'''

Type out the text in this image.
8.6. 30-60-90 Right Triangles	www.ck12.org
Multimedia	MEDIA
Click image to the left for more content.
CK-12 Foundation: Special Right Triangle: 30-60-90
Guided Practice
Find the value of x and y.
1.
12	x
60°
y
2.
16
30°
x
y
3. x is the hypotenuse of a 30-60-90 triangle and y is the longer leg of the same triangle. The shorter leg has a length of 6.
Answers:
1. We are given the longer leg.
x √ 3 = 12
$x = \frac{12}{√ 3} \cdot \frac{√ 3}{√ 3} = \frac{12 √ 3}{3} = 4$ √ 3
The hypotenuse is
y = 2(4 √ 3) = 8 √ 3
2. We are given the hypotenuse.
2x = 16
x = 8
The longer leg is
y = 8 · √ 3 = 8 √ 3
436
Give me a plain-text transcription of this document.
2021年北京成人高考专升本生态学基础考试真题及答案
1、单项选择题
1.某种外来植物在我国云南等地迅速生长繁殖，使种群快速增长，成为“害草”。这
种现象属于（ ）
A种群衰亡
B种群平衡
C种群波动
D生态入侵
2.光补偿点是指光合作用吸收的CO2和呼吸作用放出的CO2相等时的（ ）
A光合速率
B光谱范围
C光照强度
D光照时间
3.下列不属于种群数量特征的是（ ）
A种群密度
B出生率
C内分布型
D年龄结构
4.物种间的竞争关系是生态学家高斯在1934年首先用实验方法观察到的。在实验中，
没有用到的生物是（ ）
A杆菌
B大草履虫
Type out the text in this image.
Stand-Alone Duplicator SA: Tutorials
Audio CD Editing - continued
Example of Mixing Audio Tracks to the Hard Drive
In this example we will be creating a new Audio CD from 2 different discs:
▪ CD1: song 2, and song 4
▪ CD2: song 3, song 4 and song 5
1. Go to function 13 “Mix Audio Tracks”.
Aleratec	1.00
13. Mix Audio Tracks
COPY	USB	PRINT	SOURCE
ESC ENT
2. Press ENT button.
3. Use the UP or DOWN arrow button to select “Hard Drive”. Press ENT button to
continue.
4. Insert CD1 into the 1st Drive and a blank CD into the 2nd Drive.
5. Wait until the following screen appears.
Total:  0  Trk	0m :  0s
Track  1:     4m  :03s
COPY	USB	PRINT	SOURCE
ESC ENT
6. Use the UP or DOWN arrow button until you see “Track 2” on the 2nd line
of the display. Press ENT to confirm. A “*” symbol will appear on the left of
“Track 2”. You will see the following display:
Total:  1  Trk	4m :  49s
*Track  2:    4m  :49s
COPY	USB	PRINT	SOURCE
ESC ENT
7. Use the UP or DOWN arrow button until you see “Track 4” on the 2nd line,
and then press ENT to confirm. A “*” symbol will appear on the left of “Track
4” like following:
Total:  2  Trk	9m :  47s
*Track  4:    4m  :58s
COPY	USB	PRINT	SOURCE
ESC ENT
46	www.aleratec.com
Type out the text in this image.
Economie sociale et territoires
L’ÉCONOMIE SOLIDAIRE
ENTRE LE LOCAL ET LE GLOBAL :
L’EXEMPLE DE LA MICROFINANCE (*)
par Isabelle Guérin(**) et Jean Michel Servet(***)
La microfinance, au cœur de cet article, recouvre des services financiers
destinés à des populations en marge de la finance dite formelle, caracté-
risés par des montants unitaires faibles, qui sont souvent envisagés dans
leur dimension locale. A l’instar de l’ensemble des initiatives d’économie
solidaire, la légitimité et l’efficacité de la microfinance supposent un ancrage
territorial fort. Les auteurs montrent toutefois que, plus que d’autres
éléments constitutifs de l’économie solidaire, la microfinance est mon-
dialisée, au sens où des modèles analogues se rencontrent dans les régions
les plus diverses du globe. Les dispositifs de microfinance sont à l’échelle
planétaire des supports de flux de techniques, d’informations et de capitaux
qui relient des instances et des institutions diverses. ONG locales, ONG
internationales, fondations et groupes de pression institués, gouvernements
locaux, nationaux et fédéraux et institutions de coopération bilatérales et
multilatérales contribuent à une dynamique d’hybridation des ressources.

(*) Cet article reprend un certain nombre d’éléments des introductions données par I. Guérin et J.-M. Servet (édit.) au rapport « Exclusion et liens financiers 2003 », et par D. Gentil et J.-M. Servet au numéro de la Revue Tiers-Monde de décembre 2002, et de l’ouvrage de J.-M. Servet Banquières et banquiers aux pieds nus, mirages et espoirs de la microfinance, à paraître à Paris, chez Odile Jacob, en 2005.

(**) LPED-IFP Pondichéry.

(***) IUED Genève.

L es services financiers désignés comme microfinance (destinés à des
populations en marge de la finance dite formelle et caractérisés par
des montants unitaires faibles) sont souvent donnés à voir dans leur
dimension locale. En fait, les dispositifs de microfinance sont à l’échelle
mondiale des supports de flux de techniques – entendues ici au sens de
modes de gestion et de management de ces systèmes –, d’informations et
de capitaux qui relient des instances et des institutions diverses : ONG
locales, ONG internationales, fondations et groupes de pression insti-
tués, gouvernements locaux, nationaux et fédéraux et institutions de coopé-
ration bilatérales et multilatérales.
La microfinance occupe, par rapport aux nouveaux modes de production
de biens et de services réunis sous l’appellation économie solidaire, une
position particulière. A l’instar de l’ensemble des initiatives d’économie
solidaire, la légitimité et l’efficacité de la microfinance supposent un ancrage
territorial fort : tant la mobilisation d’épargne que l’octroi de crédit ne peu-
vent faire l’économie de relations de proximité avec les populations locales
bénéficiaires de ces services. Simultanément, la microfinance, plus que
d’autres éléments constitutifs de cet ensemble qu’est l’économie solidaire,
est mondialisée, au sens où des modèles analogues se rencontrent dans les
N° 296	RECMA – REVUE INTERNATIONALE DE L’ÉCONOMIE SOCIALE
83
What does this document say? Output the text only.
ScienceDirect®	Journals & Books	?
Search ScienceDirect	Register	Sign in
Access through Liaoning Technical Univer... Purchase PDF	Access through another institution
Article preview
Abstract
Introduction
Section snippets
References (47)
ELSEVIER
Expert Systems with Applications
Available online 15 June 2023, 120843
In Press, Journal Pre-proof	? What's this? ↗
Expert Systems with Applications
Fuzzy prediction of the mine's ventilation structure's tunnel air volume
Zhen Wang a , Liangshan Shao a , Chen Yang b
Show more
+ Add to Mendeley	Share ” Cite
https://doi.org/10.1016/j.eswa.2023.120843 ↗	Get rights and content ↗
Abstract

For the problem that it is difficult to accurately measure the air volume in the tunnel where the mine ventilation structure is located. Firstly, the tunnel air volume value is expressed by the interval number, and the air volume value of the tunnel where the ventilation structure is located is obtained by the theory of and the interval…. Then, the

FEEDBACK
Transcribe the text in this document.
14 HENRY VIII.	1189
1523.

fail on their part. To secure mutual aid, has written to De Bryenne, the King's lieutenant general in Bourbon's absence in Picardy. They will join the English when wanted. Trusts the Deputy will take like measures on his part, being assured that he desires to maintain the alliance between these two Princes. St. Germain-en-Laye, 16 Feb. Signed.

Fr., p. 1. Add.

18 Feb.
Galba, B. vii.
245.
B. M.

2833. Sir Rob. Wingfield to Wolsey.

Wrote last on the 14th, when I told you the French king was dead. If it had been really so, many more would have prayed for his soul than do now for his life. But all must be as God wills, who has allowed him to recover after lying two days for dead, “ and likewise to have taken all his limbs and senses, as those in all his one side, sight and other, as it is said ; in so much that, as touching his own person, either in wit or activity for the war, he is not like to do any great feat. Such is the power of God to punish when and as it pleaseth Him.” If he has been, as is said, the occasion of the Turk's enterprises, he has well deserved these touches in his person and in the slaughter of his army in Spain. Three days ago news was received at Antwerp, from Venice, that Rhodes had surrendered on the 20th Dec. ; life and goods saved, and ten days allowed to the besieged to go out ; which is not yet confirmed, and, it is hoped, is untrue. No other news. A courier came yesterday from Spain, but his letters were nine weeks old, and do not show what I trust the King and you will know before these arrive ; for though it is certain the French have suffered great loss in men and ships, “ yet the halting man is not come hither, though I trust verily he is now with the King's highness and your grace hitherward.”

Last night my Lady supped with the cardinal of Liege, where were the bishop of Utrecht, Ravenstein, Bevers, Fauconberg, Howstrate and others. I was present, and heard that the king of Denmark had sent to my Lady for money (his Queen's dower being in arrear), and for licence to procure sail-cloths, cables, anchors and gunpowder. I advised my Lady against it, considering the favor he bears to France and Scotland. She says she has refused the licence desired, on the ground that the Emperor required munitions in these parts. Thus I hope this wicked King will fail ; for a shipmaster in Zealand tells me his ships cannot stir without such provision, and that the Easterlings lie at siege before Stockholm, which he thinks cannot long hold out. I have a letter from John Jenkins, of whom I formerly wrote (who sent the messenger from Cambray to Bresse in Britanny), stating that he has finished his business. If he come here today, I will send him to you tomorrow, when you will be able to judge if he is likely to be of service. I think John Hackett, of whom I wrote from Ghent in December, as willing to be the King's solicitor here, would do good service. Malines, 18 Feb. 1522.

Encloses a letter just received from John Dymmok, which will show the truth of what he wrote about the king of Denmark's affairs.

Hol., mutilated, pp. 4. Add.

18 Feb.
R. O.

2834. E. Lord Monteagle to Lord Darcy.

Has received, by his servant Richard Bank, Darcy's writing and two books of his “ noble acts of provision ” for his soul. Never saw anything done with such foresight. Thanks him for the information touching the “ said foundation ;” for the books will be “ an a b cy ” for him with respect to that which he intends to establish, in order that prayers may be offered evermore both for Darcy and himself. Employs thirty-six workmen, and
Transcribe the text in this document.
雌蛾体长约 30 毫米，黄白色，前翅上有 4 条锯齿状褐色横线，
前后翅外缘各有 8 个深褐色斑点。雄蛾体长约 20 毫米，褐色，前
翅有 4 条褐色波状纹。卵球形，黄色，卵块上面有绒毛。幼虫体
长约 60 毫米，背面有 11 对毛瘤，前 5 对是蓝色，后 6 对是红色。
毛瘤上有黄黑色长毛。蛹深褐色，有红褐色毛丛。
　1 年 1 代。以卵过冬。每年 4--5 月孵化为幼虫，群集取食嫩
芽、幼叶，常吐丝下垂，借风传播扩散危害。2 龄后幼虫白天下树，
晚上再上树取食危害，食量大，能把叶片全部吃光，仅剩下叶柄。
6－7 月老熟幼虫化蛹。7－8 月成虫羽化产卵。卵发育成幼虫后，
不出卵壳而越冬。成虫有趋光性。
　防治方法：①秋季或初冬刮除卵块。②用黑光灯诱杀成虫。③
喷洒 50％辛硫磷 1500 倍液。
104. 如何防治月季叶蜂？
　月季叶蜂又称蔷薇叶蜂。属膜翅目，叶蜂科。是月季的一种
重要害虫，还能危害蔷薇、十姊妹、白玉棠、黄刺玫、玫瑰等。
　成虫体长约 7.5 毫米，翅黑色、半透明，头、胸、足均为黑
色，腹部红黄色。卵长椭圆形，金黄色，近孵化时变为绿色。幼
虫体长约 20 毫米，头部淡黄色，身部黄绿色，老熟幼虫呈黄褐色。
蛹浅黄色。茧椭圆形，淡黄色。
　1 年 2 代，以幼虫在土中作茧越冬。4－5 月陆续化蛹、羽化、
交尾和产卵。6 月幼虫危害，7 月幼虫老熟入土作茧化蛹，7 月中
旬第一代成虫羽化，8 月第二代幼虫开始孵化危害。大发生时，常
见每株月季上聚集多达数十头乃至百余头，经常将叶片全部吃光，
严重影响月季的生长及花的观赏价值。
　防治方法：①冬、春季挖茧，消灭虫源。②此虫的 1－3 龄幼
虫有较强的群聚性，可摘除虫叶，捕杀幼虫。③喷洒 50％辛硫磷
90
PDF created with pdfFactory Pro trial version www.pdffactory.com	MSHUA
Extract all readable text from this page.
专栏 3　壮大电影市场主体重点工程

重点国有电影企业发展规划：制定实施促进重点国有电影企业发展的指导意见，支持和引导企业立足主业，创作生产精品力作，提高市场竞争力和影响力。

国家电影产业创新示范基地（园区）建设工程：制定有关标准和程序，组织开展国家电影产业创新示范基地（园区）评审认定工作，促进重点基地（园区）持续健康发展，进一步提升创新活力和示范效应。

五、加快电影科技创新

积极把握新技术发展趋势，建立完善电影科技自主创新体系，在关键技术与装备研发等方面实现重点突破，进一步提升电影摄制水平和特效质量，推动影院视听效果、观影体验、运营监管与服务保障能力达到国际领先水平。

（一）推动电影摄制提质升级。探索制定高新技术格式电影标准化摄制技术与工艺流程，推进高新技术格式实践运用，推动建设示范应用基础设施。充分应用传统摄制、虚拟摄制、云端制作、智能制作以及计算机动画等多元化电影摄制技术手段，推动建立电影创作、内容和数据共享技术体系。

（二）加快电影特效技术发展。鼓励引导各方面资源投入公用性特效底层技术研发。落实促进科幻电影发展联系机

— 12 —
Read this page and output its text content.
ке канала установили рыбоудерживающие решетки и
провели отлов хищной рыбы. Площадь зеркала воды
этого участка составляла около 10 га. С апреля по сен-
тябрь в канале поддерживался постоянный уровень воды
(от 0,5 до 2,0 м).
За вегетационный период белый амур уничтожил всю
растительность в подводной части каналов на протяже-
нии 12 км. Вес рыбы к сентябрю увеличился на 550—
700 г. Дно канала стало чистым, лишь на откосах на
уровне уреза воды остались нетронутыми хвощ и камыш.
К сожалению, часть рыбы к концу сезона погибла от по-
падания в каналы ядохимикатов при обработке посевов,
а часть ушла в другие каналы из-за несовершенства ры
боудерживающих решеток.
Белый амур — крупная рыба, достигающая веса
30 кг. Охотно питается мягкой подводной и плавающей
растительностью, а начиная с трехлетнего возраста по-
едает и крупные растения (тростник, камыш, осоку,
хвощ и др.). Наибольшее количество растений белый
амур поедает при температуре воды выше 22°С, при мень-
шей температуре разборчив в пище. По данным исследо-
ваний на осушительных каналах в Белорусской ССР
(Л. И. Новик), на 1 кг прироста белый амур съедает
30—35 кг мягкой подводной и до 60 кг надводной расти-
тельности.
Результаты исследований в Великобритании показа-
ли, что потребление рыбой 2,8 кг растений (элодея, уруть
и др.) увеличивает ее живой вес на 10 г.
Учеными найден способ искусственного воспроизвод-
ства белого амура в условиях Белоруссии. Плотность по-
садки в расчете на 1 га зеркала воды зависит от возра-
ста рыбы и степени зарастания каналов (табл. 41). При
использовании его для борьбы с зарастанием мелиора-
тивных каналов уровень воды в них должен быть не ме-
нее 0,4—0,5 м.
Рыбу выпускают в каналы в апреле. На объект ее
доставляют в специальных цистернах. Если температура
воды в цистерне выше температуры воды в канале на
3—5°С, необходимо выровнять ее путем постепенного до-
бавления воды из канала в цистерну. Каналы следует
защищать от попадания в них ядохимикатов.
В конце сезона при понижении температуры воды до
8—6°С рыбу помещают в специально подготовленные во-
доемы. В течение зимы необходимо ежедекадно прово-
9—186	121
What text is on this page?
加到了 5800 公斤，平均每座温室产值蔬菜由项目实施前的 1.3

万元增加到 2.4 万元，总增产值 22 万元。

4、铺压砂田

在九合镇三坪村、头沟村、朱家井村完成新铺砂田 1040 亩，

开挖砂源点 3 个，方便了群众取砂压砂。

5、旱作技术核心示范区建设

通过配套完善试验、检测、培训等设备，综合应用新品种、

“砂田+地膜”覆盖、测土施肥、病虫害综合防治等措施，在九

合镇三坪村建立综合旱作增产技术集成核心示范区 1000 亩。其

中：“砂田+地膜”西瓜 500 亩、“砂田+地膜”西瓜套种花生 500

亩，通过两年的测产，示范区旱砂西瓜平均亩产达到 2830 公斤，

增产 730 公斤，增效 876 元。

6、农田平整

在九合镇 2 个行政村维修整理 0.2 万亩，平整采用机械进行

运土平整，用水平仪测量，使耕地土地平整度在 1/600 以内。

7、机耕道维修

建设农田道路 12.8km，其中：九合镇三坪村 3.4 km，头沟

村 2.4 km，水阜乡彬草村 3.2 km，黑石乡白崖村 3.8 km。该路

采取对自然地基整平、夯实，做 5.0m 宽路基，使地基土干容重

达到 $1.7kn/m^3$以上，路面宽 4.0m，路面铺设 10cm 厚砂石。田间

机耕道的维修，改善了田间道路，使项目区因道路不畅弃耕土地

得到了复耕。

'''

## [Work to be completed]
Pick each line holding the word "часть" out of the data and copy it.

## [Full solution]
К сожалению, часть рыбы к концу сезона погибла от по-
а часть ушла в другие каналы из-за несовершенства ры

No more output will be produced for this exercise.